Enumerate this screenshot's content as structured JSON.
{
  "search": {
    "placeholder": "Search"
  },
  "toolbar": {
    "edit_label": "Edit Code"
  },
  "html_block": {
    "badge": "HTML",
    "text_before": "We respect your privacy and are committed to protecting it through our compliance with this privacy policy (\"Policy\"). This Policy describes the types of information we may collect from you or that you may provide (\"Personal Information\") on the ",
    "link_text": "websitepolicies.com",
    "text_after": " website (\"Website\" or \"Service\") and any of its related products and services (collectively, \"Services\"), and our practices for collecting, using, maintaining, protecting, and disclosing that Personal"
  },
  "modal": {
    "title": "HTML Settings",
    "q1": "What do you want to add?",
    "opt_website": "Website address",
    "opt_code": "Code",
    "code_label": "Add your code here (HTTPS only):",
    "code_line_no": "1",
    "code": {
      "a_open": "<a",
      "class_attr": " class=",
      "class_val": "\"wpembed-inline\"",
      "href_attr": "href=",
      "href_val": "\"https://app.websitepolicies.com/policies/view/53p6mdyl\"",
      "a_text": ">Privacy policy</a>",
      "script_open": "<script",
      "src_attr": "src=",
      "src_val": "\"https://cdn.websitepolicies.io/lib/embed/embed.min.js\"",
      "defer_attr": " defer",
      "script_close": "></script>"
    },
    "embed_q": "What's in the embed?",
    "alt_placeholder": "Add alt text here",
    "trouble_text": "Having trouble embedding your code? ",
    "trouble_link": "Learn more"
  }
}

--

* _PROBLEM REQUIREMENTS_
Please restate the whole listing word for word.

* _THE ANSWER_
Enumerate this screenshot's content as structured JSON.
{
  "search": {
    "placeholder": "Search"
  },
  "toolbar": {
    "edit_label": "Edit Code"
  },
  "html_block": {
    "badge": "HTML",
    "text_before": "We respect your privacy and are committed to protecting it through our compliance with this privacy policy (\"Policy\"). This Policy describes the types of information we may collect from you or that you may provide (\"Personal Information\") on the ",
    "link_text": "websitepolicies.com",
    "text_after": " website (\"Website\" or \"Service\") and any of its related products and services (collectively, \"Services\"), and our practices for collecting, using, maintaining, protecting, and disclosing that Personal"
  },
  "modal": {
    "title": "HTML Settings",
    "q1": "What do you want to add?",
    "opt_website": "Website address",
    "opt_code": "Code",
    "code_label": "Add your code here (HTTPS only):",
    "code_line_no": "1",
    "code": {
      "a_open": "<a",
      "class_attr": " class=",
      "class_val": "\"wpembed-inline\"",
      "href_attr": "href=",
      "href_val": "\"https://app.websitepolicies.com/policies/view/53p6mdyl\"",
      "a_text": ">Privacy policy</a>",
      "script_open": "<script",
      "src_attr": "src=",
      "src_val": "\"https://cdn.websitepolicies.io/lib/embed/embed.min.js\"",
      "defer_attr": " defer",
      "script_close": "></script>"
    },
    "embed_q": "What's in the embed?",
    "alt_placeholder": "Add alt text here",
    "trouble_text": "Having trouble embedding your code? ",
    "trouble_link": "Learn more"
  }
}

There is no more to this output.